Segment Start: TEXT SHOWN

Occidental and ConocoPhillips profits surge in fourth quarter
Occidental Petroleum Corp. kicked off what was expected to be a parade of healthy earnings reports for the oil industry, announcing a fourth-quarter profit gain of 35% on the strength of high oil prices and record U.S. crude production.
Occidental’s fourth-quarter net income of $1.6 billion, or $2.01 a share, compared with $1.2 billion, or $1.49 a share, in the same quarter of 2010. Occidental’s revenue jumped 19% for the quarter to $6 billion. Analysts polled by Thomson Reuters had been expecting earnings of $1.95 a share and sales of $5.8 billion. Net profit for the full year was $6.8 billion, up 49% from $4.5 billion in 2010.
In 2011, the Westwood company and the rest of the oil industry enjoyed the highest average oil prices ever. Occidental, the nation’s fourth-largest oil exploration and production company, said its average price for worldwide oil was $99.62 a barrel for the fourth quarter, up substantially from the $79.96 a barrel realized in 2010.
But analysts said the company is built to maximize earnings even when oil prices are low.
“In our view,” said Phil Weiss, an oil industry analyst with Argus Research, “Occidental’s low cost structure and use of enhanced oil-recovery techniques to increase production and build reserves will enable it to maintain strong cash flow and profitability in almost any price environment.”
Occidental’s production “is also more heavily weighted toward oil than peers” whose production mix includes a higher percentage of natural gas. Prices for natural gas plummeted in 2011, and those lower prices are expected to be reflected in the earnings of companies that rely more heavily on natural gas.
Occidental Chief Executive Stephen I. Chazen noted that the company’s domestic fourth-quarter oil and gas production of 449,000 barrels per day was the highest in Occidental’s history, breaking the previous record set the previous quarter.
Occidental’s fourth-quarter global production grew nearly 5% to 748,000 barrels a day. The company’s record domestic production offset some production losses overseas.
The boost in U.S. production “reflected the effect of the ramp-up in capital spending as well as higher levels of work over in well maintenance,” said James M. Lienert, Occidental’s chief financial officer.
In other oil industry news, ConocoPhillips said it earned $3.39 billion, or $2.56 a share, in the fourth quarter, a 70% increase from $2 billion, or $1.39 a share, a year earlier while revenue rose more than 17% to $62.4 billion.
The Houston oil giant is in the midst of a major restructuring that includes shedding its least- profitable segments and spinning off its refining business into a separate company that will be called Phillips 66.

Segment End: TEXT SHOWN
Segment Start: GIVEN INFORMATION

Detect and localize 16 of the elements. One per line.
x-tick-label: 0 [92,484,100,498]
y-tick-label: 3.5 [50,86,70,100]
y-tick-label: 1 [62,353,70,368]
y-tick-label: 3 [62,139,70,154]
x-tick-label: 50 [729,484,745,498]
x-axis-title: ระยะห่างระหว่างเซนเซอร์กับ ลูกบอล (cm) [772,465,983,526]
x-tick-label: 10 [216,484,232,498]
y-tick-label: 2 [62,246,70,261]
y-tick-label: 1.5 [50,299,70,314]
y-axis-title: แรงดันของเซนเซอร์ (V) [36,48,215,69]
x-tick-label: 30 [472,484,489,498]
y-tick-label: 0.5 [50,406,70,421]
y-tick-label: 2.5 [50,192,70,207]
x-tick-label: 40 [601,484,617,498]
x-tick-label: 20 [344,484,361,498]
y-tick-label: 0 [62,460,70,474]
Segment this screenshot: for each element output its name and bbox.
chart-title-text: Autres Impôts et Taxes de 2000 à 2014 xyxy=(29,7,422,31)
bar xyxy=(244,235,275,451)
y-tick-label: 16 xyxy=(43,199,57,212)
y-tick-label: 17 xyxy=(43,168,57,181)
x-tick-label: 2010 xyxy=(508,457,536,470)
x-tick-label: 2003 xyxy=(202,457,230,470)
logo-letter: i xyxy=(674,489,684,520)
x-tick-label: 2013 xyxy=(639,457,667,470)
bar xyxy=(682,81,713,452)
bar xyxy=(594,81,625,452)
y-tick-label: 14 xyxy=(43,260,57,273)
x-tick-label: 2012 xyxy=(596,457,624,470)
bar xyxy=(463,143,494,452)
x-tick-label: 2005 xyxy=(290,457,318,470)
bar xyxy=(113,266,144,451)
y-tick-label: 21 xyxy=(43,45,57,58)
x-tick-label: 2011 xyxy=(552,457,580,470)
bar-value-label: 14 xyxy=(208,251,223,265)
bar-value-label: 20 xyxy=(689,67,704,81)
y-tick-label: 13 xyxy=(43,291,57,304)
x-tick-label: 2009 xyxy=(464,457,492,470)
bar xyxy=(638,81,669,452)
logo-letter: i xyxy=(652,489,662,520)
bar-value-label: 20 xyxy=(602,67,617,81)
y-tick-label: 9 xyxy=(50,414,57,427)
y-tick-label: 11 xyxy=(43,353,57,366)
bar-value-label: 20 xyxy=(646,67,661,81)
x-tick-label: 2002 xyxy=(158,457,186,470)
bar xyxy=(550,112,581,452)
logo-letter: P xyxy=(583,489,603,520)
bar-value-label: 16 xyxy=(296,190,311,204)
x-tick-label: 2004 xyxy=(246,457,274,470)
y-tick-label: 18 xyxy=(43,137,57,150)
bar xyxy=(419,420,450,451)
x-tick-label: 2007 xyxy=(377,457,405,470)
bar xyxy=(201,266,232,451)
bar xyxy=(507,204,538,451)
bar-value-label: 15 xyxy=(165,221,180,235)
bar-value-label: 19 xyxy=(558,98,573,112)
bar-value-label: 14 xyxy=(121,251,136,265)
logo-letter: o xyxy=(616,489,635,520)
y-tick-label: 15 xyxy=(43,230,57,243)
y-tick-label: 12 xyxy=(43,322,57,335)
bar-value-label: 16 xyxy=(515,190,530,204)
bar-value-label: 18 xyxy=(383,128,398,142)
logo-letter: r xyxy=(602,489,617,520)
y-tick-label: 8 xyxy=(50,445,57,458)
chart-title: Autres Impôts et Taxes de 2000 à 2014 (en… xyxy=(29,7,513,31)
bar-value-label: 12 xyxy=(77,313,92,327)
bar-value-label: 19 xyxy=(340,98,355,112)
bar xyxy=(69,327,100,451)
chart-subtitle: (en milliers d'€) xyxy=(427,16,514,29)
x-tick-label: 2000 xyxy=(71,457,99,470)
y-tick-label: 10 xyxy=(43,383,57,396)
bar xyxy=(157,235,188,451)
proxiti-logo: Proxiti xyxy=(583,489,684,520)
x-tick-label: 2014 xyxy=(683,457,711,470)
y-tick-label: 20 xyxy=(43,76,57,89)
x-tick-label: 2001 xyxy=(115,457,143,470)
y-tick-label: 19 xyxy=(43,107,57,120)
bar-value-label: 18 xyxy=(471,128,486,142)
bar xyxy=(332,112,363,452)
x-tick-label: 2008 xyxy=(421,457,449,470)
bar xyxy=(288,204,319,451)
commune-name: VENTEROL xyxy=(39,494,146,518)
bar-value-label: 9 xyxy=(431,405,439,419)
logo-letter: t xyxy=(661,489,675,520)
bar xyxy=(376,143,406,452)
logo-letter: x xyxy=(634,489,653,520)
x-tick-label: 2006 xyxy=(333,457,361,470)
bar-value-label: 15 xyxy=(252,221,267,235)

Segment End: GIVEN INFORMATION

ASSIGNED TASK 1 = How would you translate this sentence from the article on oil company profits into Spanish: "But analysts said the company is built to maximize earnings even when oil prices are low."?
ASSIGNED TASK 2 = Could you reproduce the article on oil company profits from "In 2011, the" to "realized in 2010.", switching "Westwood" to "Los Angeles"?
These items are separate material, unrelated to the article on oil company profits.

EXERCISE RESPONSE 1 = Pero los analistas dijeron que la empresa está diseñada para maximizar las ganancias incluso cuando los precios del petróleo son bajos.

EXERCISE RESPONSE 2 =
In 2011, the Los Angeles company and the rest of the oil industry enjoyed the highest average oil prices ever. Occidental, the nation’s fourth-largest oil exploration and production company, said its average price for worldwide oil was $99.62 a barrel for the fourth quarter, up substantially from the $79.96 a barrel realized in 2010.